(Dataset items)
◆ ◆ ◆ ◆ ◆
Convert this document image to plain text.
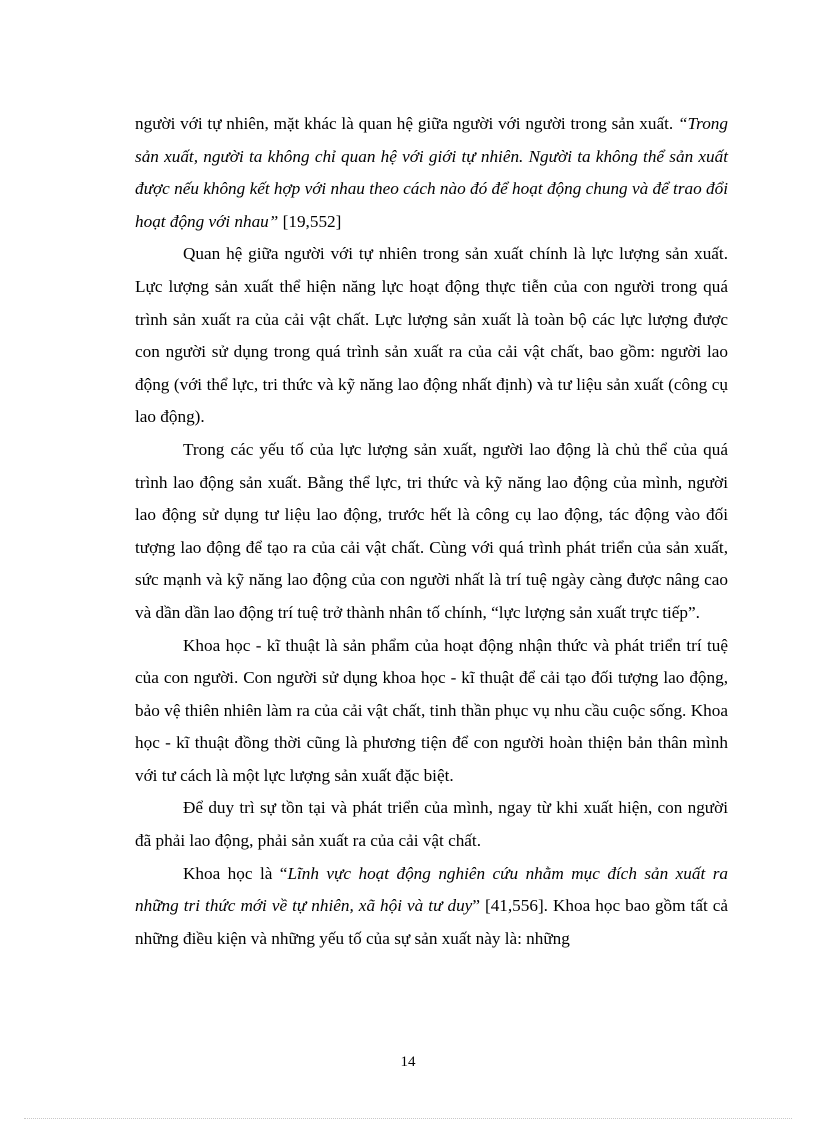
người với tự nhiên, mặt khác là quan hệ giữa người với người trong sản xuất. “Trong sản xuất, người ta không chỉ quan hệ với giới tự nhiên. Người ta không thể sản xuất được nếu không kết hợp với nhau theo cách nào đó để hoạt động chung và để trao đổi hoạt động với nhau” [19,552]

Quan hệ giữa người với tự nhiên trong sản xuất chính là lực lượng sản xuất. Lực lượng sản xuất thể hiện năng lực hoạt động thực tiễn của con người trong quá trình sản xuất ra của cải vật chất. Lực lượng sản xuất là toàn bộ các lực lượng được con người sử dụng trong quá trình sản xuất ra của cải vật chất, bao gồm: người lao động (với thể lực, tri thức và kỹ năng lao động nhất định) và tư liệu sản xuất (công cụ lao động).

Trong các yếu tố của lực lượng sản xuất, người lao động là chủ thể của quá trình lao động sản xuất. Bằng thể lực, tri thức và kỹ năng lao động của mình, người lao động sử dụng tư liệu lao động, trước hết là công cụ lao động, tác động vào đối tượng lao động để tạo ra của cải vật chất. Cùng với quá trình phát triển của sản xuất, sức mạnh và kỹ năng lao động của con người nhất là trí tuệ ngày càng được nâng cao và dần dần lao động trí tuệ trở thành nhân tố chính, “lực lượng sản xuất trực tiếp”.

Khoa học - kĩ thuật là sản phẩm của hoạt động nhận thức và phát triển trí tuệ của con người. Con người sử dụng khoa học - kĩ thuật để cải tạo đối tượng lao động, bảo vệ thiên nhiên làm ra của cải vật chất, tinh thần phục vụ nhu cầu cuộc sống. Khoa học - kĩ thuật đồng thời cũng là phương tiện để con người hoàn thiện bản thân mình với tư cách là một lực lượng sản xuất đặc biệt.

Để duy trì sự tồn tại và phát triển của mình, ngay từ khi xuất hiện, con người đã phải lao động, phải sản xuất ra của cải vật chất.

Khoa học là “Lĩnh vực hoạt động nghiên cứu nhằm mục đích sản xuất ra những tri thức mới về tự nhiên, xã hội và tư duy” [41,556]. Khoa học bao gồm tất cả những điều kiện và những yếu tố của sự sản xuất này là: những

14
◆ ◆ ◆ ◆ ◆
■ **Instructions for the task**
Each entry must be retyped word for word, with every image omitted.

■ **Task output**
Convert this document image to plain text.
người với tự nhiên, mặt khác là quan hệ giữa người với người trong sản xuất. “Trong sản xuất, người ta không chỉ quan hệ với giới tự nhiên. Người ta không thể sản xuất được nếu không kết hợp với nhau theo cách nào đó để hoạt động chung và để trao đổi hoạt động với nhau” [19,552]

Quan hệ giữa người với tự nhiên trong sản xuất chính là lực lượng sản xuất. Lực lượng sản xuất thể hiện năng lực hoạt động thực tiễn của con người trong quá trình sản xuất ra của cải vật chất. Lực lượng sản xuất là toàn bộ các lực lượng được con người sử dụng trong quá trình sản xuất ra của cải vật chất, bao gồm: người lao động (với thể lực, tri thức và kỹ năng lao động nhất định) và tư liệu sản xuất (công cụ lao động).

Trong các yếu tố của lực lượng sản xuất, người lao động là chủ thể của quá trình lao động sản xuất. Bằng thể lực, tri thức và kỹ năng lao động của mình, người lao động sử dụng tư liệu lao động, trước hết là công cụ lao động, tác động vào đối tượng lao động để tạo ra của cải vật chất. Cùng với quá trình phát triển của sản xuất, sức mạnh và kỹ năng lao động của con người nhất là trí tuệ ngày càng được nâng cao và dần dần lao động trí tuệ trở thành nhân tố chính, “lực lượng sản xuất trực tiếp”.

Khoa học - kĩ thuật là sản phẩm của hoạt động nhận thức và phát triển trí tuệ của con người. Con người sử dụng khoa học - kĩ thuật để cải tạo đối tượng lao động, bảo vệ thiên nhiên làm ra của cải vật chất, tinh thần phục vụ nhu cầu cuộc sống. Khoa học - kĩ thuật đồng thời cũng là phương tiện để con người hoàn thiện bản thân mình với tư cách là một lực lượng sản xuất đặc biệt.

Để duy trì sự tồn tại và phát triển của mình, ngay từ khi xuất hiện, con người đã phải lao động, phải sản xuất ra của cải vật chất.

Khoa học là “Lĩnh vực hoạt động nghiên cứu nhằm mục đích sản xuất ra những tri thức mới về tự nhiên, xã hội và tư duy” [41,556]. Khoa học bao gồm tất cả những điều kiện và những yếu tố của sự sản xuất này là: những

14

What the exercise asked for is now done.